- Exercise instructions -
Will you transcribe all the entries word for word, skipping the pictures they hold?

- Entries supplied -
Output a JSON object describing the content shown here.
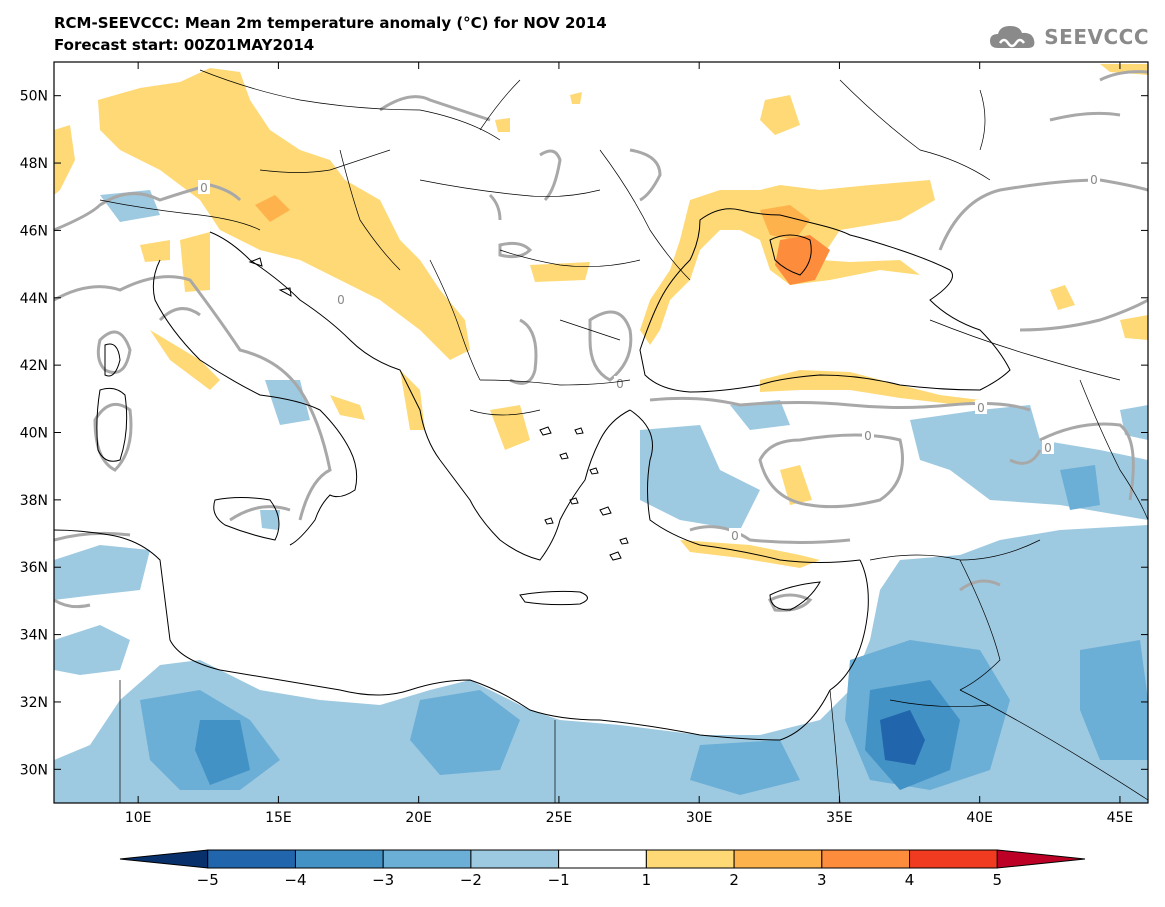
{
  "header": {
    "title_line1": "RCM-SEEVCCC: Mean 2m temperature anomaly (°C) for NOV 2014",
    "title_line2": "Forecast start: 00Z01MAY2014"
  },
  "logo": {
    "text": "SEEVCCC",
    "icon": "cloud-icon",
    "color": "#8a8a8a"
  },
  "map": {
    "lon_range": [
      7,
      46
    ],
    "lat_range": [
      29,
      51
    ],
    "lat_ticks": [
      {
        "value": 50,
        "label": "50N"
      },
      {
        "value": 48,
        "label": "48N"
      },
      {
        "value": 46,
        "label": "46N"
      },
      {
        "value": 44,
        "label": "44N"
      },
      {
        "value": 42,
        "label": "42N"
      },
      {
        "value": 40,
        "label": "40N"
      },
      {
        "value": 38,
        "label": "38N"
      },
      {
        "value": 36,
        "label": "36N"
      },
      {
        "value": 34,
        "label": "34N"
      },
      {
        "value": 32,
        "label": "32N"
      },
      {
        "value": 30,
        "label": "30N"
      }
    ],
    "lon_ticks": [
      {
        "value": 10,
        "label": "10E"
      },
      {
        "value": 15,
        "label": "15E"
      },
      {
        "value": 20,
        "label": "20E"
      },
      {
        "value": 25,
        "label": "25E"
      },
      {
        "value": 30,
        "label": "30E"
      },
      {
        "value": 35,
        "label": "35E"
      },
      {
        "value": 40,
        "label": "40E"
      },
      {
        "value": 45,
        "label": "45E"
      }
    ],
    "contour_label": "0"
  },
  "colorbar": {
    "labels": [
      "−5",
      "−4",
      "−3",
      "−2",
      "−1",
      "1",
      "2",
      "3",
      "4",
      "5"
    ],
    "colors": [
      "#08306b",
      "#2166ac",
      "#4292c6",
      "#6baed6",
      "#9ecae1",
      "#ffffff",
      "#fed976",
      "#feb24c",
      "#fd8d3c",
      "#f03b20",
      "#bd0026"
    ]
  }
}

- Exercise result -
Output a JSON object describing the content shown here.
{
  "header": {
    "title_line1": "RCM-SEEVCCC: Mean 2m temperature anomaly (°C) for NOV 2014",
    "title_line2": "Forecast start: 00Z01MAY2014"
  },
  "logo": {
    "text": "SEEVCCC",
    "icon": "cloud-icon",
    "color": "#8a8a8a"
  },
  "map": {
    "lon_range": [
      7,
      46
    ],
    "lat_range": [
      29,
      51
    ],
    "lat_ticks": [
      {
        "value": 50,
        "label": "50N"
      },
      {
        "value": 48,
        "label": "48N"
      },
      {
        "value": 46,
        "label": "46N"
      },
      {
        "value": 44,
        "label": "44N"
      },
      {
        "value": 42,
        "label": "42N"
      },
      {
        "value": 40,
        "label": "40N"
      },
      {
        "value": 38,
        "label": "38N"
      },
      {
        "value": 36,
        "label": "36N"
      },
      {
        "value": 34,
        "label": "34N"
      },
      {
        "value": 32,
        "label": "32N"
      },
      {
        "value": 30,
        "label": "30N"
      }
    ],
    "lon_ticks": [
      {
        "value": 10,
        "label": "10E"
      },
      {
        "value": 15,
        "label": "15E"
      },
      {
        "value": 20,
        "label": "20E"
      },
      {
        "value": 25,
        "label": "25E"
      },
      {
        "value": 30,
        "label": "30E"
      },
      {
        "value": 35,
        "label": "35E"
      },
      {
        "value": 40,
        "label": "40E"
      },
      {
        "value": 45,
        "label": "45E"
      }
    ],
    "contour_label": "0"
  },
  "colorbar": {
    "labels": [
      "−5",
      "−4",
      "−3",
      "−2",
      "−1",
      "1",
      "2",
      "3",
      "4",
      "5"
    ],
    "colors": [
      "#08306b",
      "#2166ac",
      "#4292c6",
      "#6baed6",
      "#9ecae1",
      "#ffffff",
      "#fed976",
      "#feb24c",
      "#fd8d3c",
      "#f03b20",
      "#bd0026"
    ]
  }
}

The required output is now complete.